Instructions for the task: Go through the material and pull out every line with the string "ylabel" in it.

::: Record extracts

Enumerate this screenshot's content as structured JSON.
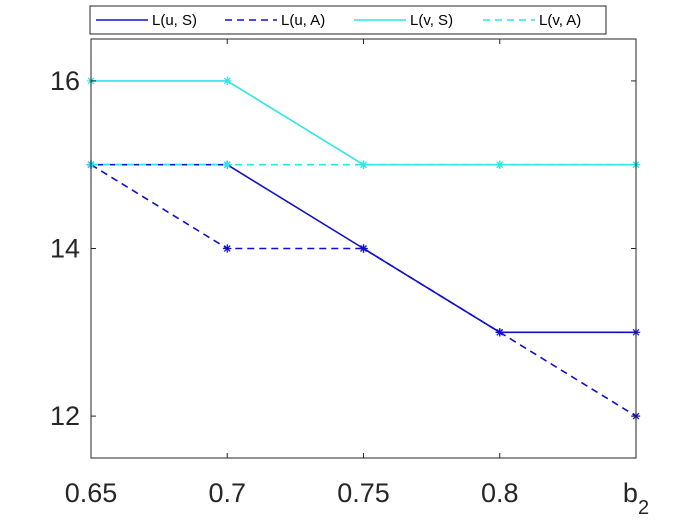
{
  "chart_data": {
    "type": "line",
    "title": "",
    "xlabel": "",
    "ylabel": "",
    "x": [
      0.65,
      0.7,
      0.75,
      0.8,
      0.85
    ],
    "xlim": [
      0.65,
      0.85
    ],
    "ylim": [
      11.5,
      16.5
    ],
    "x_tick_labels": [
      "0.65",
      "0.7",
      "0.75",
      "0.8",
      "b"
    ],
    "x_tick_subscript": "2",
    "y_ticks": [
      12,
      14,
      16
    ],
    "y_tick_labels": [
      "12",
      "14",
      "16"
    ],
    "grid": false,
    "legend_position": "top",
    "marker": "asterisk",
    "series": [
      {
        "name": "L(u, S)",
        "values": [
          15,
          15,
          14,
          13,
          13
        ],
        "color": "#1010c8",
        "dash": "solid"
      },
      {
        "name": "L(u, A)",
        "values": [
          15,
          14,
          14,
          13,
          12
        ],
        "color": "#1010c8",
        "dash": "dashed"
      },
      {
        "name": "L(v, S)",
        "values": [
          16,
          16,
          15,
          15,
          15
        ],
        "color": "#2ee6e6",
        "dash": "solid"
      },
      {
        "name": "L(v, A)",
        "values": [
          15,
          15,
          15,
          15,
          15
        ],
        "color": "#2ee6e6",
        "dash": "dashed"
      }
    ]
  }
}
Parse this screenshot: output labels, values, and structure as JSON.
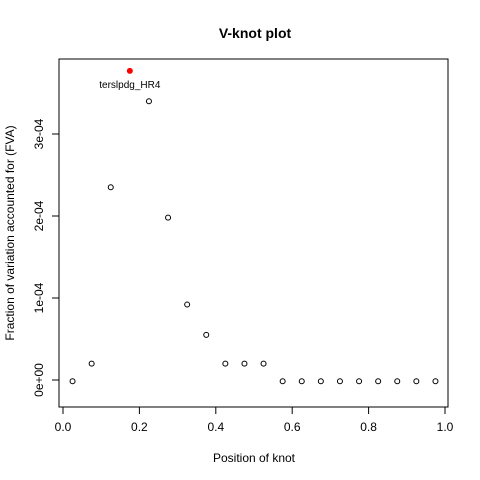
{
  "chart_data": {
    "type": "scatter",
    "title": "V-knot plot",
    "xlabel": "Position of knot",
    "ylabel": "Fraction of variation accounted for (FVA)",
    "xlim": [
      0,
      1
    ],
    "ylim": [
      -5e-06,
      0.000375
    ],
    "x_ticks": [
      0,
      0.2,
      0.4,
      0.6,
      0.8,
      1.0
    ],
    "x_tick_labels": [
      "0.0",
      "0.2",
      "0.4",
      "0.6",
      "0.8",
      "1.0"
    ],
    "y_ticks": [
      0,
      0.0001,
      0.0002,
      0.0003
    ],
    "y_tick_labels": [
      "0e+00",
      "1e-04",
      "2e-04",
      "3e-04"
    ],
    "grid": false,
    "points": [
      {
        "x": 0.025,
        "y": -1.5e-06
      },
      {
        "x": 0.075,
        "y": 2e-05
      },
      {
        "x": 0.125,
        "y": 0.000235
      },
      {
        "x": 0.175,
        "y": 0.000377,
        "highlight": true,
        "color": "#ff0000"
      },
      {
        "x": 0.225,
        "y": 0.00034
      },
      {
        "x": 0.275,
        "y": 0.000198
      },
      {
        "x": 0.325,
        "y": 9.2e-05
      },
      {
        "x": 0.375,
        "y": 5.5e-05
      },
      {
        "x": 0.425,
        "y": 2e-05
      },
      {
        "x": 0.475,
        "y": 2e-05
      },
      {
        "x": 0.525,
        "y": 2e-05
      },
      {
        "x": 0.575,
        "y": -1.5e-06
      },
      {
        "x": 0.625,
        "y": -1.5e-06
      },
      {
        "x": 0.675,
        "y": -1.5e-06
      },
      {
        "x": 0.725,
        "y": -1.5e-06
      },
      {
        "x": 0.775,
        "y": -1.5e-06
      },
      {
        "x": 0.825,
        "y": -1.5e-06
      },
      {
        "x": 0.875,
        "y": -1.5e-06
      },
      {
        "x": 0.925,
        "y": -1.5e-06
      },
      {
        "x": 0.975,
        "y": -1.5e-06
      }
    ],
    "annotations": [
      {
        "text": "terslpdg_HR4",
        "x": 0.175,
        "y": 0.000377
      }
    ]
  }
}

::::::

Task result:
    "ylabel": "",
    "ylabel": "Fraction of variation accounted for (FVA)",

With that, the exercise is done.